Texto fornecido -
┄┄┄┄┄┄┄┄┄┄┄┄┄┄┄┄┄┄┄┄

Até então, eu não sabia quanta atenção os jornais haviam dado ao caso de minha mãe. Mas no grupo eu vi gente que me reconhecia e se lembrava da minha história.
Foi quando comecei a criar paredes aos meu redor, para me proteger.
Pensei: "Não me escondo porque vão fazer perguntas que não sei responder. É para evitar fazer minha família passar por tanta dor e perguntas de estranhos".
Deixei de participar desse tipo de reunião durante meses. Eu sabia que tinha sido um suicídio, mas estava incomodada porque não se falava dele abertamente, não se aceitava.
Por um tempo, achei que era melhor voltar à explicação do acidente de carro, porque eu não entendia a depressão.
Eu tinha muita coisa para processar e entender.
Acredito que nunca se acaba de processar. Por mais que eu fale disso, no final, tenho de chegar em casa e não tenho minha mãe comigo. Essa é minha realidade.

┄┄┄┄┄┄┄┄┄┄┄┄┄┄┄┄┄┄┄┄

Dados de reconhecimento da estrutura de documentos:
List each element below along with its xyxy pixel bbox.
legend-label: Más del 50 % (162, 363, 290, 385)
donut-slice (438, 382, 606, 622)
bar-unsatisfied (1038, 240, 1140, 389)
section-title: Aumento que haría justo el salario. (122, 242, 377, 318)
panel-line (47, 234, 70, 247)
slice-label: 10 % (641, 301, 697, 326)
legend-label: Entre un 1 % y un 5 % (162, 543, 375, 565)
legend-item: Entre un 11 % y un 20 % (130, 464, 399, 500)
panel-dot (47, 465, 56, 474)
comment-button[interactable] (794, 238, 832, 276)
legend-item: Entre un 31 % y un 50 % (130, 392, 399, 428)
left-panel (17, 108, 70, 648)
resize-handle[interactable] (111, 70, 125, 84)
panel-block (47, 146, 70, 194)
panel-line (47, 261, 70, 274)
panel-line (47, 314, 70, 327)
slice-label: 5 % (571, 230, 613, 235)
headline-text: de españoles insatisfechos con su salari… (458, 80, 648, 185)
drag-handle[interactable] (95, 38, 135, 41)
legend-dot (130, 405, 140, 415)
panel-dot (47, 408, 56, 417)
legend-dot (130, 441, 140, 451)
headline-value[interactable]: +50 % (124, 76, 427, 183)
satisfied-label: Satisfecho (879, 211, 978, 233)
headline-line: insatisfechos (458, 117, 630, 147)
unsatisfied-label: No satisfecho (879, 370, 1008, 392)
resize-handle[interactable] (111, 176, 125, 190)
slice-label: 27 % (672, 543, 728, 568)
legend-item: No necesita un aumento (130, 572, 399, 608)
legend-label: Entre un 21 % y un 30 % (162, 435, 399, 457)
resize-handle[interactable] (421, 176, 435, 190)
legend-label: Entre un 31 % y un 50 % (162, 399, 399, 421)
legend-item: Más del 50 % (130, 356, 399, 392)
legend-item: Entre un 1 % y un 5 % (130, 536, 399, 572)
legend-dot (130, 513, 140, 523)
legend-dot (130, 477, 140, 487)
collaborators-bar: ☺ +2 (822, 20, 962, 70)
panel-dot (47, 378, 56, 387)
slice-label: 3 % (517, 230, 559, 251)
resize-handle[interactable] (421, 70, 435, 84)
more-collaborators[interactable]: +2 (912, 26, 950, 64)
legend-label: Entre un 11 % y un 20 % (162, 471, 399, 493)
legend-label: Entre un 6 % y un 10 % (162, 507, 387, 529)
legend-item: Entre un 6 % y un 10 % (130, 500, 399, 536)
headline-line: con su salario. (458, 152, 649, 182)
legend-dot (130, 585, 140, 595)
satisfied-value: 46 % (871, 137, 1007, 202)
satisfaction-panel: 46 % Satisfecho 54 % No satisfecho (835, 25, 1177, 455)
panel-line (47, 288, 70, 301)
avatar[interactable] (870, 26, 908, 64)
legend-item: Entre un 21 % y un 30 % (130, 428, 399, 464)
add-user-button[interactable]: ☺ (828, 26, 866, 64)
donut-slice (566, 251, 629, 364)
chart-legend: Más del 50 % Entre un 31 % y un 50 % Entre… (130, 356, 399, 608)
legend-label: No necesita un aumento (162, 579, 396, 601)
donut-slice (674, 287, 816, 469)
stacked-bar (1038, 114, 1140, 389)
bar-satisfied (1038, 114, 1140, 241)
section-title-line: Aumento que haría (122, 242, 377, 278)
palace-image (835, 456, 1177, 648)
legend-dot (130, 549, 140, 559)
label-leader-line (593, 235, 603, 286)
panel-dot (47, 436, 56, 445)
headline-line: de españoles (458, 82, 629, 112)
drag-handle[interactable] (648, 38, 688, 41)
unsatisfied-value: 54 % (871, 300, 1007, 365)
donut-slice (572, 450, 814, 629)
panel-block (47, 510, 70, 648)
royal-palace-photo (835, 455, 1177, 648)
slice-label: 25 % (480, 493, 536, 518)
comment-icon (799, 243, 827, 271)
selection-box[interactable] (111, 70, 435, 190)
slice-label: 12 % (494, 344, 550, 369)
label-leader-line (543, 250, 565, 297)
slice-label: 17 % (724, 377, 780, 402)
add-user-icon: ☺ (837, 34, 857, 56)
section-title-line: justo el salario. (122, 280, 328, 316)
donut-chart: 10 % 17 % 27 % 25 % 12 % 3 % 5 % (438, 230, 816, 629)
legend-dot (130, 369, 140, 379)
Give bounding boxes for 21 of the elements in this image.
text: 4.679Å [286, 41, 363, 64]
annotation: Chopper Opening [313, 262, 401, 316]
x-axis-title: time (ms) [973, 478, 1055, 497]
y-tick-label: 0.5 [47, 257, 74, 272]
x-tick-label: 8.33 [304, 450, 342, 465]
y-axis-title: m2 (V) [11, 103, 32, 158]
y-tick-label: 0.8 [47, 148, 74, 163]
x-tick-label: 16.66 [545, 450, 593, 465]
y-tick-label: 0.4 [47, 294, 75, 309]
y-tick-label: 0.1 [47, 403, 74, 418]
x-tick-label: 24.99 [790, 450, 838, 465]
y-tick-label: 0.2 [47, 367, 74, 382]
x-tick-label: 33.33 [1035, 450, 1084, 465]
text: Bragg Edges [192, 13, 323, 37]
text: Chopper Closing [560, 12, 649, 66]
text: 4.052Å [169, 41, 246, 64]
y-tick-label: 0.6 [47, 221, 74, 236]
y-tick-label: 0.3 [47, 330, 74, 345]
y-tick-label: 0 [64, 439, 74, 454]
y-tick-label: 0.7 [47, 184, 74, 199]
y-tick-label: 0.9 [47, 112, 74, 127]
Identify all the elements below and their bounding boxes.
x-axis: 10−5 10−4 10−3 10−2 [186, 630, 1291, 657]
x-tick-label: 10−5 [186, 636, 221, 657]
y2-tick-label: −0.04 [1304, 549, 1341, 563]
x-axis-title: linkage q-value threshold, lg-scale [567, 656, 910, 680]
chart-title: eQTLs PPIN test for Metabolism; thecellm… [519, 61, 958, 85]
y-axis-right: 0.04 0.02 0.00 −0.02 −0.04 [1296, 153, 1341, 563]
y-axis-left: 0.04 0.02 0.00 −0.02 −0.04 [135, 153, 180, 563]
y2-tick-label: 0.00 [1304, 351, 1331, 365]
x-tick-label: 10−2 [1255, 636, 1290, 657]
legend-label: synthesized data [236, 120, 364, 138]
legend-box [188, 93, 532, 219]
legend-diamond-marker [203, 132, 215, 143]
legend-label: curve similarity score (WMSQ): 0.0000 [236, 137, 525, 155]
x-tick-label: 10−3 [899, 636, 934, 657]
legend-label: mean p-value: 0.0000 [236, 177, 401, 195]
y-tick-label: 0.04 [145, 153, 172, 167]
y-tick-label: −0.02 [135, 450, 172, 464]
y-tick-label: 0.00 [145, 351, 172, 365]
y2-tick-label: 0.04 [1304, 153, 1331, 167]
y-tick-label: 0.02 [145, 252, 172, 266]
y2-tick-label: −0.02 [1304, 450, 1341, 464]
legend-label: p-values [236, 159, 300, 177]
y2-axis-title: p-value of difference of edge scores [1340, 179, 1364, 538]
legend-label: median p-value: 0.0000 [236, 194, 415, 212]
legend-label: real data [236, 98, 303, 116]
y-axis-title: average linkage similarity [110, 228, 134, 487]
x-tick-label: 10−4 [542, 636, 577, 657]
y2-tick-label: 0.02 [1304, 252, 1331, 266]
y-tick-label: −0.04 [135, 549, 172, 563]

┄┄┄┄┄┄┄┄┄┄┄┄┄┄┄┄┄┄┄┄

Tarefas propostas -
A) No relato, a que explicação a pessoa achou melhor voltar por um tempo?
B) Transcreva do relato o trecho que vai de "Foi quando comecei" até "entendia a depressão.".
Responda com base apenas no relato.

Respostas -
A) À explicação do acidente de carro.

B)
Foi quando comecei a criar paredes aos meu redor, para me proteger.
Pensei: "Não me escondo porque vão fazer perguntas que não sei responder. É para evitar fazer minha família passar por tanta dor e perguntas de estranhos".
Deixei de participar desse tipo de reunião durante meses. Eu sabia que tinha sido um suicídio, mas estava incomodada porque não se falava dele abertamente, não se aceitava.
Por um tempo, achei que era melhor voltar à explicação do acidente de carro, porque eu não entendia a depressão.